(Data items)
***
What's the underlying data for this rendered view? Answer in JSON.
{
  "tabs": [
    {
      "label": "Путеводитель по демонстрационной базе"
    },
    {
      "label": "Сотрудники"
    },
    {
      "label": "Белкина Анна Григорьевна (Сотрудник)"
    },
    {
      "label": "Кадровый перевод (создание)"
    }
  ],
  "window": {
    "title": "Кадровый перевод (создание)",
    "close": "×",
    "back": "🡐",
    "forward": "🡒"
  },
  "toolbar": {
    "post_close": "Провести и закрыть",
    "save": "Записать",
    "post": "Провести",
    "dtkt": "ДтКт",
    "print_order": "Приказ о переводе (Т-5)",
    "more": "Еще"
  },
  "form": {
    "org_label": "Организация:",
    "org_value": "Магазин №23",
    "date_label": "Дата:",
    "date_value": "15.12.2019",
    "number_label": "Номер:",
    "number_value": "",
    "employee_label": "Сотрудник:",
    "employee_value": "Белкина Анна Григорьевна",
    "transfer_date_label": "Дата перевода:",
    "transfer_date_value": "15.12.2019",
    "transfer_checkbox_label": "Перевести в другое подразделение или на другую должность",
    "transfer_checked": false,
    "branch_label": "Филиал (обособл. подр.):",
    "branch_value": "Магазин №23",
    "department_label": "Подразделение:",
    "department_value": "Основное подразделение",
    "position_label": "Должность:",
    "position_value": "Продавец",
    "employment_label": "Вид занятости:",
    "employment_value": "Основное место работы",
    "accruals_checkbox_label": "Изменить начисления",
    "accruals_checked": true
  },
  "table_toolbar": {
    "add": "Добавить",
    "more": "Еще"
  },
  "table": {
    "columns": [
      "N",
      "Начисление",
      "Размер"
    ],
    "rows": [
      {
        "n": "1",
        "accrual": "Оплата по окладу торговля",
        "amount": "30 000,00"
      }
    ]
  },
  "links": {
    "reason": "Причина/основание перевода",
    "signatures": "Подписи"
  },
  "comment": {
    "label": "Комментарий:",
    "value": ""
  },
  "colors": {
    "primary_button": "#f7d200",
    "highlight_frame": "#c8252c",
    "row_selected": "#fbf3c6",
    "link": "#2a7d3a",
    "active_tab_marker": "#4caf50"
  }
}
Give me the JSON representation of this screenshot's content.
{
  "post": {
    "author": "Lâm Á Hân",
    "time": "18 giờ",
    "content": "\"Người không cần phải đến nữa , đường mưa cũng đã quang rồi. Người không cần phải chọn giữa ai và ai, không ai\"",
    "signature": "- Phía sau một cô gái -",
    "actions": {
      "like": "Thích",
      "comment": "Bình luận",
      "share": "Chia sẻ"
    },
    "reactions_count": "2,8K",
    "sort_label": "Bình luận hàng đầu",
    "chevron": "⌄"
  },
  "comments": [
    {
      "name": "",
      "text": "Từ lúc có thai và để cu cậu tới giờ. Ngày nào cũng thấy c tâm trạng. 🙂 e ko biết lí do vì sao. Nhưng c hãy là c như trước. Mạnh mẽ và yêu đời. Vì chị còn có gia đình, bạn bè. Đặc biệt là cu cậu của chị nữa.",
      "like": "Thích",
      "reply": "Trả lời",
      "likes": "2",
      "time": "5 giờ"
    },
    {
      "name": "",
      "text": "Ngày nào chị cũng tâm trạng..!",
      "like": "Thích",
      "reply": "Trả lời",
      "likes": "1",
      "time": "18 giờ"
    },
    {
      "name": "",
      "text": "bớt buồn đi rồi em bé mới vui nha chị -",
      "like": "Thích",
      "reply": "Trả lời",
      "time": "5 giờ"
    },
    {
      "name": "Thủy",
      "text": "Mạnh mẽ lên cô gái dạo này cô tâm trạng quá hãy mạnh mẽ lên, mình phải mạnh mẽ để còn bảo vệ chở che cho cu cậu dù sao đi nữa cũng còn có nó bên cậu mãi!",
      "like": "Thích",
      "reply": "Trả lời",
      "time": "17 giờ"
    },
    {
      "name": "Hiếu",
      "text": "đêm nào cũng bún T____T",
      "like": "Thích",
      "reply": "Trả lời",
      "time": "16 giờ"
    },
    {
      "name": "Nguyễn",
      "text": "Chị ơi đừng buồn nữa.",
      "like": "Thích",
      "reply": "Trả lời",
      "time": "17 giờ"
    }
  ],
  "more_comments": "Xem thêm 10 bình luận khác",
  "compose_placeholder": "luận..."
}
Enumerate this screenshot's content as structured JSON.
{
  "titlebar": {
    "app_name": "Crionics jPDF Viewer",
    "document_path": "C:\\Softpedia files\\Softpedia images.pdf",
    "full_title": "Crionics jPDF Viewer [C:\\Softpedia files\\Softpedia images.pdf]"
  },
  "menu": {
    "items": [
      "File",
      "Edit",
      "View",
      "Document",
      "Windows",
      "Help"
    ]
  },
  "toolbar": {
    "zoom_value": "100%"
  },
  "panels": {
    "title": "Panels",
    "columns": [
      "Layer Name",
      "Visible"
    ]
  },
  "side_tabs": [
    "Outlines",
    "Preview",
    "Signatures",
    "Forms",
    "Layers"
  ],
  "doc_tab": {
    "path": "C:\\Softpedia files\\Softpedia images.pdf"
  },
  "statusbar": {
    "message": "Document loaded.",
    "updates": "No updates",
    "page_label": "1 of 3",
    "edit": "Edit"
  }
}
***
[Given instruction] Please repeat the listing above in full and exactly.

[Exercise output]
What's the underlying data for this rendered view? Answer in JSON.
{
  "tabs": [
    {
      "label": "Путеводитель по демонстрационной базе"
    },
    {
      "label": "Сотрудники"
    },
    {
      "label": "Белкина Анна Григорьевна (Сотрудник)"
    },
    {
      "label": "Кадровый перевод (создание)"
    }
  ],
  "window": {
    "title": "Кадровый перевод (создание)",
    "close": "×",
    "back": "🡐",
    "forward": "🡒"
  },
  "toolbar": {
    "post_close": "Провести и закрыть",
    "save": "Записать",
    "post": "Провести",
    "dtkt": "ДтКт",
    "print_order": "Приказ о переводе (Т-5)",
    "more": "Еще"
  },
  "form": {
    "org_label": "Организация:",
    "org_value": "Магазин №23",
    "date_label": "Дата:",
    "date_value": "15.12.2019",
    "number_label": "Номер:",
    "number_value": "",
    "employee_label": "Сотрудник:",
    "employee_value": "Белкина Анна Григорьевна",
    "transfer_date_label": "Дата перевода:",
    "transfer_date_value": "15.12.2019",
    "transfer_checkbox_label": "Перевести в другое подразделение или на другую должность",
    "transfer_checked": false,
    "branch_label": "Филиал (обособл. подр.):",
    "branch_value": "Магазин №23",
    "department_label": "Подразделение:",
    "department_value": "Основное подразделение",
    "position_label": "Должность:",
    "position_value": "Продавец",
    "employment_label": "Вид занятости:",
    "employment_value": "Основное место работы",
    "accruals_checkbox_label": "Изменить начисления",
    "accruals_checked": true
  },
  "table_toolbar": {
    "add": "Добавить",
    "more": "Еще"
  },
  "table": {
    "columns": [
      "N",
      "Начисление",
      "Размер"
    ],
    "rows": [
      {
        "n": "1",
        "accrual": "Оплата по окладу торговля",
        "amount": "30 000,00"
      }
    ]
  },
  "links": {
    "reason": "Причина/основание перевода",
    "signatures": "Подписи"
  },
  "comment": {
    "label": "Комментарий:",
    "value": ""
  },
  "colors": {
    "primary_button": "#f7d200",
    "highlight_frame": "#c8252c",
    "row_selected": "#fbf3c6",
    "link": "#2a7d3a",
    "active_tab_marker": "#4caf50"
  }
}
Give me the JSON representation of this screenshot's content.
{
  "post": {
    "author": "Lâm Á Hân",
    "time": "18 giờ",
    "content": "\"Người không cần phải đến nữa , đường mưa cũng đã quang rồi. Người không cần phải chọn giữa ai và ai, không ai\"",
    "signature": "- Phía sau một cô gái -",
    "actions": {
      "like": "Thích",
      "comment": "Bình luận",
      "share": "Chia sẻ"
    },
    "reactions_count": "2,8K",
    "sort_label": "Bình luận hàng đầu",
    "chevron": "⌄"
  },
  "comments": [
    {
      "name": "",
      "text": "Từ lúc có thai và để cu cậu tới giờ. Ngày nào cũng thấy c tâm trạng. 🙂 e ko biết lí do vì sao. Nhưng c hãy là c như trước. Mạnh mẽ và yêu đời. Vì chị còn có gia đình, bạn bè. Đặc biệt là cu cậu của chị nữa.",
      "like": "Thích",
      "reply": "Trả lời",
      "likes": "2",
      "time": "5 giờ"
    },
    {
      "name": "",
      "text": "Ngày nào chị cũng tâm trạng..!",
      "like": "Thích",
      "reply": "Trả lời",
      "likes": "1",
      "time": "18 giờ"
    },
    {
      "name": "",
      "text": "bớt buồn đi rồi em bé mới vui nha chị -",
      "like": "Thích",
      "reply": "Trả lời",
      "time": "5 giờ"
    },
    {
      "name": "Thủy",
      "text": "Mạnh mẽ lên cô gái dạo này cô tâm trạng quá hãy mạnh mẽ lên, mình phải mạnh mẽ để còn bảo vệ chở che cho cu cậu dù sao đi nữa cũng còn có nó bên cậu mãi!",
      "like": "Thích",
      "reply": "Trả lời",
      "time": "17 giờ"
    },
    {
      "name": "Hiếu",
      "text": "đêm nào cũng bún T____T",
      "like": "Thích",
      "reply": "Trả lời",
      "time": "16 giờ"
    },
    {
      "name": "Nguyễn",
      "text": "Chị ơi đừng buồn nữa.",
      "like": "Thích",
      "reply": "Trả lời",
      "time": "17 giờ"
    }
  ],
  "more_comments": "Xem thêm 10 bình luận khác",
  "compose_placeholder": "luận..."
}
Enumerate this screenshot's content as structured JSON.
{
  "titlebar": {
    "app_name": "Crionics jPDF Viewer",
    "document_path": "C:\\Softpedia files\\Softpedia images.pdf",
    "full_title": "Crionics jPDF Viewer [C:\\Softpedia files\\Softpedia images.pdf]"
  },
  "menu": {
    "items": [
      "File",
      "Edit",
      "View",
      "Document",
      "Windows",
      "Help"
    ]
  },
  "toolbar": {
    "zoom_value": "100%"
  },
  "panels": {
    "title": "Panels",
    "columns": [
      "Layer Name",
      "Visible"
    ]
  },
  "side_tabs": [
    "Outlines",
    "Preview",
    "Signatures",
    "Forms",
    "Layers"
  ],
  "doc_tab": {
    "path": "C:\\Softpedia files\\Softpedia images.pdf"
  },
  "statusbar": {
    "message": "Document loaded.",
    "updates": "No updates",
    "page_label": "1 of 3",
    "edit": "Edit"
  }
}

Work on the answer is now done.